WHAT TO WORK ON = Provide an exact transcription of all the records.

RECORDS FOR THE EXERCISE =
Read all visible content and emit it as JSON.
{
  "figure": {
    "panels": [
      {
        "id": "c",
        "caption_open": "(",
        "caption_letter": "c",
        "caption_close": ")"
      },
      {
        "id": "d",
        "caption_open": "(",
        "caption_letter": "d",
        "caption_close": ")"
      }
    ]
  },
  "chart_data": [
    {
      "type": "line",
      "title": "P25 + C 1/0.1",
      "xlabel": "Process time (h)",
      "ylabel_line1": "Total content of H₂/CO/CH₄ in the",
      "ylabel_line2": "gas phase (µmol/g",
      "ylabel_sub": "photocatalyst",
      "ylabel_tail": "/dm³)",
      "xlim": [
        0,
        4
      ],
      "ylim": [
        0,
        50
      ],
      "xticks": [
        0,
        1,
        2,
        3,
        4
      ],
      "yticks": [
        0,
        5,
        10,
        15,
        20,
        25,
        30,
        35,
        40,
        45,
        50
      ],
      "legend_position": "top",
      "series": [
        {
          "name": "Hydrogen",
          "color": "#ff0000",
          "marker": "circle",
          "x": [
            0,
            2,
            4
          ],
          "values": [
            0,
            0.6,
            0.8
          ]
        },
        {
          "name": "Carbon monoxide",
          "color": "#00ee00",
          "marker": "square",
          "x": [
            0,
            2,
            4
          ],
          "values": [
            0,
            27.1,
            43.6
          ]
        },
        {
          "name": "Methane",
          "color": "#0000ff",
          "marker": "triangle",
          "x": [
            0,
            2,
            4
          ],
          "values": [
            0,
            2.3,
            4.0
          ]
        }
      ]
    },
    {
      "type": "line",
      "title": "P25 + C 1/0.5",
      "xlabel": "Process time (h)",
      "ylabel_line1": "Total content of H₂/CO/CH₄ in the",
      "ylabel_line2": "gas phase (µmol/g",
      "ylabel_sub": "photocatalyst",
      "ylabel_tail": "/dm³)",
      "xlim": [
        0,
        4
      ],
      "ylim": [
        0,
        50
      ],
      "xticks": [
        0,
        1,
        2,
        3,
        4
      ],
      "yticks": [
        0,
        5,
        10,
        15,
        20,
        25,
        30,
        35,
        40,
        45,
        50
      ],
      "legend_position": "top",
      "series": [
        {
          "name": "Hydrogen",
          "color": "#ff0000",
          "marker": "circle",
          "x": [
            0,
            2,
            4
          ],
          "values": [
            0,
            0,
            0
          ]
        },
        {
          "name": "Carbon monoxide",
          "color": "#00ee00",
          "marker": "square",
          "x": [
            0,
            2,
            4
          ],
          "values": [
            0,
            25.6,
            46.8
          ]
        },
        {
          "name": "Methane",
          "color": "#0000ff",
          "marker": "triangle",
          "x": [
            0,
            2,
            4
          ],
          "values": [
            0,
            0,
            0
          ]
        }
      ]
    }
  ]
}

RIGHT ANSWER =
Read all visible content and emit it as JSON.
{
  "figure": {
    "panels": [
      {
        "id": "c",
        "caption_open": "(",
        "caption_letter": "c",
        "caption_close": ")"
      },
      {
        "id": "d",
        "caption_open": "(",
        "caption_letter": "d",
        "caption_close": ")"
      }
    ]
  },
  "chart_data": [
    {
      "type": "line",
      "title": "P25 + C 1/0.1",
      "xlabel": "Process time (h)",
      "ylabel_line1": "Total content of H₂/CO/CH₄ in the",
      "ylabel_line2": "gas phase (µmol/g",
      "ylabel_sub": "photocatalyst",
      "ylabel_tail": "/dm³)",
      "xlim": [
        0,
        4
      ],
      "ylim": [
        0,
        50
      ],
      "xticks": [
        0,
        1,
        2,
        3,
        4
      ],
      "yticks": [
        0,
        5,
        10,
        15,
        20,
        25,
        30,
        35,
        40,
        45,
        50
      ],
      "legend_position": "top",
      "series": [
        {
          "name": "Hydrogen",
          "color": "#ff0000",
          "marker": "circle",
          "x": [
            0,
            2,
            4
          ],
          "values": [
            0,
            0.6,
            0.8
          ]
        },
        {
          "name": "Carbon monoxide",
          "color": "#00ee00",
          "marker": "square",
          "x": [
            0,
            2,
            4
          ],
          "values": [
            0,
            27.1,
            43.6
          ]
        },
        {
          "name": "Methane",
          "color": "#0000ff",
          "marker": "triangle",
          "x": [
            0,
            2,
            4
          ],
          "values": [
            0,
            2.3,
            4.0
          ]
        }
      ]
    },
    {
      "type": "line",
      "title": "P25 + C 1/0.5",
      "xlabel": "Process time (h)",
      "ylabel_line1": "Total content of H₂/CO/CH₄ in the",
      "ylabel_line2": "gas phase (µmol/g",
      "ylabel_sub": "photocatalyst",
      "ylabel_tail": "/dm³)",
      "xlim": [
        0,
        4
      ],
      "ylim": [
        0,
        50
      ],
      "xticks": [
        0,
        1,
        2,
        3,
        4
      ],
      "yticks": [
        0,
        5,
        10,
        15,
        20,
        25,
        30,
        35,
        40,
        45,
        50
      ],
      "legend_position": "top",
      "series": [
        {
          "name": "Hydrogen",
          "color": "#ff0000",
          "marker": "circle",
          "x": [
            0,
            2,
            4
          ],
          "values": [
            0,
            0,
            0
          ]
        },
        {
          "name": "Carbon monoxide",
          "color": "#00ee00",
          "marker": "square",
          "x": [
            0,
            2,
            4
          ],
          "values": [
            0,
            25.6,
            46.8
          ]
        },
        {
          "name": "Methane",
          "color": "#0000ff",
          "marker": "triangle",
          "x": [
            0,
            2,
            4
          ],
          "values": [
            0,
            0,
            0
          ]
        }
      ]
    }
  ]
}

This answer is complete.